#### WHAT THE EXERCISE ASKS:
Take the data below and repeat it exactly.
###
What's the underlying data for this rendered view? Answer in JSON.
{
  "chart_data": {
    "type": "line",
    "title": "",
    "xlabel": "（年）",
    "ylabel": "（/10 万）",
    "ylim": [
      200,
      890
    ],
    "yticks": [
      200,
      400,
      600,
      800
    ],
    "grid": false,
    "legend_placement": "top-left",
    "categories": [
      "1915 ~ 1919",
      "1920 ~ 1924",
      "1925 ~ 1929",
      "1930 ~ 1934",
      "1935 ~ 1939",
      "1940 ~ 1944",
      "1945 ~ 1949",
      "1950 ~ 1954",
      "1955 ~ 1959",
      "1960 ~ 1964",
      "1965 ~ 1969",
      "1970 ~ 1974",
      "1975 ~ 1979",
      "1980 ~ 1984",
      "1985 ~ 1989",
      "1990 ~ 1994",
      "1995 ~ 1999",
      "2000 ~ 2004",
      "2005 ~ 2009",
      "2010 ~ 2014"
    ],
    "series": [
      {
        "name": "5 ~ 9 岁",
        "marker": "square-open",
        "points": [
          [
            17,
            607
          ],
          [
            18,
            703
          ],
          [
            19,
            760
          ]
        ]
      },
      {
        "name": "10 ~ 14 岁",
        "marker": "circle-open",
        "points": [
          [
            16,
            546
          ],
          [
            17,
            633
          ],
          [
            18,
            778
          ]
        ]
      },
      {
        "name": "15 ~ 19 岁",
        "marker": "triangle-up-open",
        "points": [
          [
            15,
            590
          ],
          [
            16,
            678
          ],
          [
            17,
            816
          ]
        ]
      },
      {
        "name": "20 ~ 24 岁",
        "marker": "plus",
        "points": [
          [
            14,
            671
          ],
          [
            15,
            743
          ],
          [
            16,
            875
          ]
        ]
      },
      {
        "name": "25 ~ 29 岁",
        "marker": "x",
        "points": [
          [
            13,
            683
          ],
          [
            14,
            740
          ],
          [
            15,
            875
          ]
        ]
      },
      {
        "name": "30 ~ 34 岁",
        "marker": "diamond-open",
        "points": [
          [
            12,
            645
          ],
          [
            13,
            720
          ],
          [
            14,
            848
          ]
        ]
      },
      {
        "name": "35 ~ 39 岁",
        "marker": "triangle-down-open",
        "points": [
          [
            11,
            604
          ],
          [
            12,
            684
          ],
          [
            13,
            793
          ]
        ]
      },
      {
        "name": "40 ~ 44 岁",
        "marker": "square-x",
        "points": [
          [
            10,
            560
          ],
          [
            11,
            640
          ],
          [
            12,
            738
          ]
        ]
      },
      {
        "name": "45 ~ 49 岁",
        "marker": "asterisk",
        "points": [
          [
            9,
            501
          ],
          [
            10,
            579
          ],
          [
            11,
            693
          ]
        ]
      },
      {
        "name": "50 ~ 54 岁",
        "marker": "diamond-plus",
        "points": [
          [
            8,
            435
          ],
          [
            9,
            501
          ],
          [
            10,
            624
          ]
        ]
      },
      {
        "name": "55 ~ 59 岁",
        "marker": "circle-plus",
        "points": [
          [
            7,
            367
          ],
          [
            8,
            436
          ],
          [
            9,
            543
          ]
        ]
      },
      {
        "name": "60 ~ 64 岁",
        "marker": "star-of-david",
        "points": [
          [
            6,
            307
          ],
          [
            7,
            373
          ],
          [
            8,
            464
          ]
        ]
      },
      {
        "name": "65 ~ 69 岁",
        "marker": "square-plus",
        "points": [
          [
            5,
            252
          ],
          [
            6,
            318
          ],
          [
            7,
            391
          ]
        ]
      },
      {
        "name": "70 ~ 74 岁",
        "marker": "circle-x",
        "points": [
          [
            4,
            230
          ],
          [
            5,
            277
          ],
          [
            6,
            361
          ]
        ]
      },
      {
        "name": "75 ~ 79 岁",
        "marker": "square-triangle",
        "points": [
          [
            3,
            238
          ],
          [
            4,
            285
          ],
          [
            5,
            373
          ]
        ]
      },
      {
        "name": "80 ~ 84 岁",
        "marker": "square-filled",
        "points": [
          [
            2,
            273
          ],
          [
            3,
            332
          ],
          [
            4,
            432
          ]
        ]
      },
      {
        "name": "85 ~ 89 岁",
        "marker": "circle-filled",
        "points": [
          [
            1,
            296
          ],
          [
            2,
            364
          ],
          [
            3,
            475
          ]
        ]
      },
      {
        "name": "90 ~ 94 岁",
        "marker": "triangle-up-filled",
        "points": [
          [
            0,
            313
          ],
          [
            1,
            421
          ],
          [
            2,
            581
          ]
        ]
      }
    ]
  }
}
###
#### ANSWER TO THIS EXERCISE:
What's the underlying data for this rendered view? Answer in JSON.
{
  "chart_data": {
    "type": "line",
    "title": "",
    "xlabel": "（年）",
    "ylabel": "（/10 万）",
    "ylim": [
      200,
      890
    ],
    "yticks": [
      200,
      400,
      600,
      800
    ],
    "grid": false,
    "legend_placement": "top-left",
    "categories": [
      "1915 ~ 1919",
      "1920 ~ 1924",
      "1925 ~ 1929",
      "1930 ~ 1934",
      "1935 ~ 1939",
      "1940 ~ 1944",
      "1945 ~ 1949",
      "1950 ~ 1954",
      "1955 ~ 1959",
      "1960 ~ 1964",
      "1965 ~ 1969",
      "1970 ~ 1974",
      "1975 ~ 1979",
      "1980 ~ 1984",
      "1985 ~ 1989",
      "1990 ~ 1994",
      "1995 ~ 1999",
      "2000 ~ 2004",
      "2005 ~ 2009",
      "2010 ~ 2014"
    ],
    "series": [
      {
        "name": "5 ~ 9 岁",
        "marker": "square-open",
        "points": [
          [
            17,
            607
          ],
          [
            18,
            703
          ],
          [
            19,
            760
          ]
        ]
      },
      {
        "name": "10 ~ 14 岁",
        "marker": "circle-open",
        "points": [
          [
            16,
            546
          ],
          [
            17,
            633
          ],
          [
            18,
            778
          ]
        ]
      },
      {
        "name": "15 ~ 19 岁",
        "marker": "triangle-up-open",
        "points": [
          [
            15,
            590
          ],
          [
            16,
            678
          ],
          [
            17,
            816
          ]
        ]
      },
      {
        "name": "20 ~ 24 岁",
        "marker": "plus",
        "points": [
          [
            14,
            671
          ],
          [
            15,
            743
          ],
          [
            16,
            875
          ]
        ]
      },
      {
        "name": "25 ~ 29 岁",
        "marker": "x",
        "points": [
          [
            13,
            683
          ],
          [
            14,
            740
          ],
          [
            15,
            875
          ]
        ]
      },
      {
        "name": "30 ~ 34 岁",
        "marker": "diamond-open",
        "points": [
          [
            12,
            645
          ],
          [
            13,
            720
          ],
          [
            14,
            848
          ]
        ]
      },
      {
        "name": "35 ~ 39 岁",
        "marker": "triangle-down-open",
        "points": [
          [
            11,
            604
          ],
          [
            12,
            684
          ],
          [
            13,
            793
          ]
        ]
      },
      {
        "name": "40 ~ 44 岁",
        "marker": "square-x",
        "points": [
          [
            10,
            560
          ],
          [
            11,
            640
          ],
          [
            12,
            738
          ]
        ]
      },
      {
        "name": "45 ~ 49 岁",
        "marker": "asterisk",
        "points": [
          [
            9,
            501
          ],
          [
            10,
            579
          ],
          [
            11,
            693
          ]
        ]
      },
      {
        "name": "50 ~ 54 岁",
        "marker": "diamond-plus",
        "points": [
          [
            8,
            435
          ],
          [
            9,
            501
          ],
          [
            10,
            624
          ]
        ]
      },
      {
        "name": "55 ~ 59 岁",
        "marker": "circle-plus",
        "points": [
          [
            7,
            367
          ],
          [
            8,
            436
          ],
          [
            9,
            543
          ]
        ]
      },
      {
        "name": "60 ~ 64 岁",
        "marker": "star-of-david",
        "points": [
          [
            6,
            307
          ],
          [
            7,
            373
          ],
          [
            8,
            464
          ]
        ]
      },
      {
        "name": "65 ~ 69 岁",
        "marker": "square-plus",
        "points": [
          [
            5,
            252
          ],
          [
            6,
            318
          ],
          [
            7,
            391
          ]
        ]
      },
      {
        "name": "70 ~ 74 岁",
        "marker": "circle-x",
        "points": [
          [
            4,
            230
          ],
          [
            5,
            277
          ],
          [
            6,
            361
          ]
        ]
      },
      {
        "name": "75 ~ 79 岁",
        "marker": "square-triangle",
        "points": [
          [
            3,
            238
          ],
          [
            4,
            285
          ],
          [
            5,
            373
          ]
        ]
      },
      {
        "name": "80 ~ 84 岁",
        "marker": "square-filled",
        "points": [
          [
            2,
            273
          ],
          [
            3,
            332
          ],
          [
            4,
            432
          ]
        ]
      },
      {
        "name": "85 ~ 89 岁",
        "marker": "circle-filled",
        "points": [
          [
            1,
            296
          ],
          [
            2,
            364
          ],
          [
            3,
            475
          ]
        ]
      },
      {
        "name": "90 ~ 94 岁",
        "marker": "triangle-up-filled",
        "points": [
          [
            0,
            313
          ],
          [
            1,
            421
          ],
          [
            2,
            581
          ]
        ]
      }
    ]
  }
}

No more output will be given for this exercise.